[A block of data]
■ ■ ■ ■ ■ ■ ■
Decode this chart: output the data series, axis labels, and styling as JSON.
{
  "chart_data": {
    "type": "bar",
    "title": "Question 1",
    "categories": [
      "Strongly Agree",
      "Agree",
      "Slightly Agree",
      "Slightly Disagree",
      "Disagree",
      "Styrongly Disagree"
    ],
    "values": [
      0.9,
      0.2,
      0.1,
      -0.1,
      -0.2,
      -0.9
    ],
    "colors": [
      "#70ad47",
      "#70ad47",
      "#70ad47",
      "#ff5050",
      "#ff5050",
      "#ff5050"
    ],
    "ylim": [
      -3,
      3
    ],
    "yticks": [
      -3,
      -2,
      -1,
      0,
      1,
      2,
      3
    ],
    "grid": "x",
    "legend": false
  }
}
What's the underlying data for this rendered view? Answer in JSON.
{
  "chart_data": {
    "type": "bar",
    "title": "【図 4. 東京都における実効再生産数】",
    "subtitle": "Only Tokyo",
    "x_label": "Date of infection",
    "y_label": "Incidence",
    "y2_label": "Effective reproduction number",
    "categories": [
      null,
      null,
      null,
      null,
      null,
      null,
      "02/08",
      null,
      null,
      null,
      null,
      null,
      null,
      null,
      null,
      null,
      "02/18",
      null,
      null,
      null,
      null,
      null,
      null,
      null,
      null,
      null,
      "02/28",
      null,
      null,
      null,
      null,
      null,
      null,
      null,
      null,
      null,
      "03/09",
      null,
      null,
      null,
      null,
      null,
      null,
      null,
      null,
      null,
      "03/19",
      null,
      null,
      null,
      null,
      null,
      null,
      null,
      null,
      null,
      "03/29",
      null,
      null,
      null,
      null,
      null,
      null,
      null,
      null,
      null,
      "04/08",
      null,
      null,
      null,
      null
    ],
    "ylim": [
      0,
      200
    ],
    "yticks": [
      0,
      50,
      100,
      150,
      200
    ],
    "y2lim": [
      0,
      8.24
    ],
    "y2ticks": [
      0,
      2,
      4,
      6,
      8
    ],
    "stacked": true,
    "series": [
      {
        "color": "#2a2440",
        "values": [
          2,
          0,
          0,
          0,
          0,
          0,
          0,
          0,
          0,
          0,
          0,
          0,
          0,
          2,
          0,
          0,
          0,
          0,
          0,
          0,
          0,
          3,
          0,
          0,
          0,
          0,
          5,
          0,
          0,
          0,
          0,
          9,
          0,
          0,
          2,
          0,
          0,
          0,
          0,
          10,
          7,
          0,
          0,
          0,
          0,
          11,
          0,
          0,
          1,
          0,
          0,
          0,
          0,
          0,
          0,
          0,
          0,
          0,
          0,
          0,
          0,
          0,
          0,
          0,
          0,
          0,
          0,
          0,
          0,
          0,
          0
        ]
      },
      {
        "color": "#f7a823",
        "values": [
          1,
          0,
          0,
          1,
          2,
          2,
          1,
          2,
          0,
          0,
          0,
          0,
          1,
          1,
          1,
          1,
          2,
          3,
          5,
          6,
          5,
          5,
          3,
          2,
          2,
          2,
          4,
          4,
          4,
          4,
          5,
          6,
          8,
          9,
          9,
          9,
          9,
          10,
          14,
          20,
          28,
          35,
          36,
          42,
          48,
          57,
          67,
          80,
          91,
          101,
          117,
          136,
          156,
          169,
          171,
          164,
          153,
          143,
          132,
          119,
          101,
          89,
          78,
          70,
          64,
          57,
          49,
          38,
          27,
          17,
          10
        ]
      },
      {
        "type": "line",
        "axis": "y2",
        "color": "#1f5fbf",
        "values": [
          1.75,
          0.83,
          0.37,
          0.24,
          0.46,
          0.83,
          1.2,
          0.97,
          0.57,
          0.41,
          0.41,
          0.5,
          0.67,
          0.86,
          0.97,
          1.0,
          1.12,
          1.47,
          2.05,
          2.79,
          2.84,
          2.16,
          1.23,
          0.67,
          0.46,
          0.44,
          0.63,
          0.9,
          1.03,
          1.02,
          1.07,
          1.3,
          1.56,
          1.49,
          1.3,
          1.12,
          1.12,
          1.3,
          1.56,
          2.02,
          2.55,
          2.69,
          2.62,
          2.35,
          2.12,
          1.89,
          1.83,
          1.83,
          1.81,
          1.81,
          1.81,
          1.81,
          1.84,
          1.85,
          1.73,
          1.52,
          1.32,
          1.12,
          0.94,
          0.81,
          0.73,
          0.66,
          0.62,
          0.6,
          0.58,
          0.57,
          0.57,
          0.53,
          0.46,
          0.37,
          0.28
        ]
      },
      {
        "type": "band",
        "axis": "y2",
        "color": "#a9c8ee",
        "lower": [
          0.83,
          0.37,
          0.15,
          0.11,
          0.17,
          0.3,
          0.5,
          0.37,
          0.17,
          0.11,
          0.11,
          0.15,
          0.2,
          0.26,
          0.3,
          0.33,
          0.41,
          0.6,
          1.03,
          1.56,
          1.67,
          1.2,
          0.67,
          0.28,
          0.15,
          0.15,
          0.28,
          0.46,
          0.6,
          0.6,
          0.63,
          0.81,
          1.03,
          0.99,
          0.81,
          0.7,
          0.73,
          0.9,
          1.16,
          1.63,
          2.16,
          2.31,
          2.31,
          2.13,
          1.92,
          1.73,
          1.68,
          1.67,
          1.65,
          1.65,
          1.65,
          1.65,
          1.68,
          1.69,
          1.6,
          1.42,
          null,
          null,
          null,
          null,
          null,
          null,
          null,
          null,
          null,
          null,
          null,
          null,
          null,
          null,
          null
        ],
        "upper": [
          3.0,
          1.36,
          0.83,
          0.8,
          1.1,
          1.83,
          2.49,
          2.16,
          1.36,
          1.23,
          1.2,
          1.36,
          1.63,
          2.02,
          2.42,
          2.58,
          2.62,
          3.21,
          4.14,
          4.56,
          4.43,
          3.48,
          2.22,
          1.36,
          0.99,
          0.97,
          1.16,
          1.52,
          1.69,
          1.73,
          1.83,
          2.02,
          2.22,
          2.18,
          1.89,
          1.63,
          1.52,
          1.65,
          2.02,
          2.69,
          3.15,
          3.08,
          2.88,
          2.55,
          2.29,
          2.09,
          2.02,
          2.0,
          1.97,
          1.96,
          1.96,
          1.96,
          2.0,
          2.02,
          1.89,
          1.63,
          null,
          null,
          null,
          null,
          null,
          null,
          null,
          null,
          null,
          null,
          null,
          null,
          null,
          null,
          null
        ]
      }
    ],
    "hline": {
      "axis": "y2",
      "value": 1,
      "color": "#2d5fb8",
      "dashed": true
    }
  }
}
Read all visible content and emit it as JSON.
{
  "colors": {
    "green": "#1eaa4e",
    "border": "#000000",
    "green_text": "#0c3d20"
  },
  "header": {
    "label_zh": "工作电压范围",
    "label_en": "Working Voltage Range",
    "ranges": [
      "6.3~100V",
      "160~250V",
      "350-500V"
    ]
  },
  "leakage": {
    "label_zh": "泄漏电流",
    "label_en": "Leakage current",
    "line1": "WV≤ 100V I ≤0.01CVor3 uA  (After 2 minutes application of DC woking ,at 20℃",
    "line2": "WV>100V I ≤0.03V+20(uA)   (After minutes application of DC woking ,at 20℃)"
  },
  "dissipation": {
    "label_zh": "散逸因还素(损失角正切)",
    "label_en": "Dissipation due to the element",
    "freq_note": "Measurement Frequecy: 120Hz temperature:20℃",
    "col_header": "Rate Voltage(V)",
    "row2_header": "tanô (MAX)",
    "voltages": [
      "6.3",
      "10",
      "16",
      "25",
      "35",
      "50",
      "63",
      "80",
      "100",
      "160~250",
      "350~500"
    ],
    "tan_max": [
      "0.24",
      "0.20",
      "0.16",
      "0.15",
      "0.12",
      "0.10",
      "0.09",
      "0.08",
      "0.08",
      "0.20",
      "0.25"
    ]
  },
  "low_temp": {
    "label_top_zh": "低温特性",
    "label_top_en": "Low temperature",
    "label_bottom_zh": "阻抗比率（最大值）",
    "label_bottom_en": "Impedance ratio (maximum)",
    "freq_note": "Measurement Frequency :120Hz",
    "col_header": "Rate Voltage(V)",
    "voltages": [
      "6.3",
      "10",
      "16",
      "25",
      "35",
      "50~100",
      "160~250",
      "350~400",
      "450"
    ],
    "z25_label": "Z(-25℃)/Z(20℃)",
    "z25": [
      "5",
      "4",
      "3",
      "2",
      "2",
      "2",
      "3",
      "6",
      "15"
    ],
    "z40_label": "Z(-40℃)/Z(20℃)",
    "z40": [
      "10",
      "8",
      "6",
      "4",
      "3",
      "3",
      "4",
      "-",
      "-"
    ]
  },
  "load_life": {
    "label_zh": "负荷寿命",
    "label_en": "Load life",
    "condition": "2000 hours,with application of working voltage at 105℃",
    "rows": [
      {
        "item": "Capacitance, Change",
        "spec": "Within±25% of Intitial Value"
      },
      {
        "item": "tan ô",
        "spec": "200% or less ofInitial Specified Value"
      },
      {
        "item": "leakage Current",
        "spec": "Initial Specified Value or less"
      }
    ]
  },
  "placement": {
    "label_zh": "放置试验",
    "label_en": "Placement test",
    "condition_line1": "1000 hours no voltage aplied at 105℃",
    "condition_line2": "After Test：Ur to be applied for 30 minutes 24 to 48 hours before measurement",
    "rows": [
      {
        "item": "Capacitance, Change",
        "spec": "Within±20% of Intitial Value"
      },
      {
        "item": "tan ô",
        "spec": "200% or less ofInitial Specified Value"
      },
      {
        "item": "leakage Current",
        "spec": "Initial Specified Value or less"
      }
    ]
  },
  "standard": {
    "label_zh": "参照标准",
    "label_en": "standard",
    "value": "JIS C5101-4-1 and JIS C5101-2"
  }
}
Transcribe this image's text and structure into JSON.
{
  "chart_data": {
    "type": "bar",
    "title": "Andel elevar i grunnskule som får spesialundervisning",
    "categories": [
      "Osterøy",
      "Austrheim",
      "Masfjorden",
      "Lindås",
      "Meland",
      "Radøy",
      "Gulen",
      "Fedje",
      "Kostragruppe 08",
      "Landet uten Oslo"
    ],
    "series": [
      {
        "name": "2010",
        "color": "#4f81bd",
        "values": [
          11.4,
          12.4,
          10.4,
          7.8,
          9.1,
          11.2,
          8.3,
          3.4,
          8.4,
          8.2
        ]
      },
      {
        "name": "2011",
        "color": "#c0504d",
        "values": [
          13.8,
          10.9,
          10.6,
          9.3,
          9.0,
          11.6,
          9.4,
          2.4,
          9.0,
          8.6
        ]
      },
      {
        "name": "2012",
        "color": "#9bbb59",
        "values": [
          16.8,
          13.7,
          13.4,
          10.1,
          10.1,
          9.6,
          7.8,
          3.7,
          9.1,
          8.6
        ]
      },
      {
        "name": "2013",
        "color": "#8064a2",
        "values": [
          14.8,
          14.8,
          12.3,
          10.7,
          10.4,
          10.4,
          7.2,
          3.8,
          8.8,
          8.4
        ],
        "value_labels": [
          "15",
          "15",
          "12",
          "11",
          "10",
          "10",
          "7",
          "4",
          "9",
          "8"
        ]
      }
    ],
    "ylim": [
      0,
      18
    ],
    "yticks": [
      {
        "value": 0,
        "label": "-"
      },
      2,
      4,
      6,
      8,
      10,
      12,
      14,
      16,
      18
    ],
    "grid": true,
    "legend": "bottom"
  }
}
■ ■ ■ ■ ■ ■ ■
■ **TASK TO COMPLETE**:
Pull every line containing the word "Disagree" out of the entries above.

■ **WRITTEN RESPONSE**:
      "Slightly Disagree",
      "Disagree",
      "Styrongly Disagree"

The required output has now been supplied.